## GOAL
Extract, from the listing that follows, each line containing the word "посеве".

## ENTRIES PROVIDED
-- start --

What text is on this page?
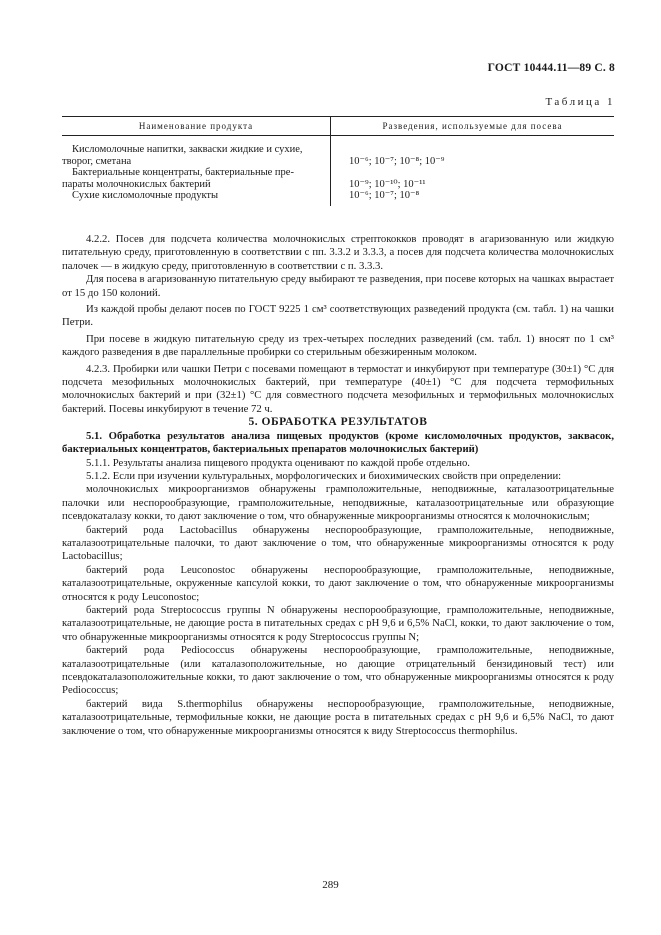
ГОСТ 10444.11—89 С. 8
Таблица 1
Наименование продукта	Разведения, используемые для посева
Кисломолочные напитки, закваски жидкие и сухие,
творог, сметана
Бактериальные концентраты, бактериальные пре-
параты молочнокислых бактерий
Сухие кисломолочные продукты

10⁻⁶; 10⁻⁷; 10⁻⁸; 10⁻⁹

10⁻⁹; 10⁻¹⁰; 10⁻¹¹
10⁻⁶; 10⁻⁷; 10⁻⁸

4.2.2. Посев для подсчета количества молочнокислых стрептококков проводят в агаризованную или жидкую питательную среду, приготовленную в соответствии с пп. 3.3.2 и 3.3.3, а посев для подсчета количества молочнокислых палочек — в жидкую среду, приготовленную в соответствии с п. 3.3.3.

Для посева в агаризованную питательную среду выбирают те разведения, при посеве которых на чашках вырастает от 15 до 150 колоний.

Из каждой пробы делают посев по ГОСТ 9225 1 см³ соответствующих разведений продукта (см. табл. 1) на чашки Петри.

При посеве в жидкую питательную среду из трех-четырех последних разведений (см. табл. 1) вносят по 1 см³ каждого разведения в две параллельные пробирки со стерильным обезжиренным молоком.

4.2.3. Пробирки или чашки Петри с посевами помещают в термостат и инкубируют при температуре (30±1) °С для подсчета мезофильных молочнокислых бактерий, при температуре (40±1) °С для подсчета термофильных молочнокислых бактерий и при (32±1) °С для совместного подсчета мезофильных и термофильных молочнокислых бактерий. Посевы инкубируют в течение 72 ч.

5. ОБРАБОТКА РЕЗУЛЬТАТОВ

5.1. Обработка результатов анализа пищевых продуктов (кроме кисломолочных продуктов, заквасок, бактериальных концентратов, бактериальных препаратов молочнокислых бактерий)

5.1.1. Результаты анализа пищевого продукта оценивают по каждой пробе отдельно.

5.1.2. Если при изучении культуральных, морфологических и биохимических свойств при определении:

молочнокислых микроорганизмов обнаружены грамположительные, неподвижные, каталазоотрицательные палочки или неспорообразующие, грамположительные, неподвижные, каталазоотрицательные или образующие псевдокаталазу кокки, то дают заключение о том, что обнаруженные микроорганизмы относятся к молочнокислым;

бактерий рода Lactobacillus обнаружены неспорообразующие, грамположительные, неподвижные, каталазоотрицательные палочки, то дают заключение о том, что обнаруженные микроорганизмы относятся к роду Lactobacillus;

бактерий рода Leuconostoc обнаружены неспорообразующие, грамположительные, неподвижные, каталазоотрицательные, окруженные капсулой кокки, то дают заключение о том, что обнаруженные микроорганизмы относятся к роду Leuconostoc;

бактерий рода Streptococcus группы N обнаружены неспорообразующие, грамположительные, неподвижные, каталазоотрицательные, не дающие роста в питательных средах с рН 9,6 и 6,5% NaCl, кокки, то дают заключение о том, что обнаруженные микроорганизмы относятся к роду Streptococcus группы N;

бактерий рода Pediococcus обнаружены неспорообразующие, грамположительные, неподвижные, каталазоотрицательные (или каталазоположительные, но дающие отрицательный бензидиновый тест) или псевдокаталазоположительные кокки, то дают заключение о том, что обнаруженные микроорганизмы относятся к роду Pediococcus;

бактерий вида S.thermophilus обнаружены неспорообразующие, грамположительные, неподвижные, каталазоотрицательные, термофильные кокки, не дающие роста в питательных средах с рН 9,6 и 6,5% NaCl, то дают заключение о том, что обнаруженные микроорганизмы относятся к виду Streptococcus thermophilus.

289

-- end --

## REPLY TO THE TASK
Для посева в агаризованную питательную среду выбирают те разведения, при посеве которых на чашках вырастает от 15 до 150 колоний.
При посеве в жидкую питательную среду из трех-четырех последних разведений (см. табл. 1) вносят по 1 см³ каждого разведения в две параллельные пробирки со стерильным обезжиренным молоком.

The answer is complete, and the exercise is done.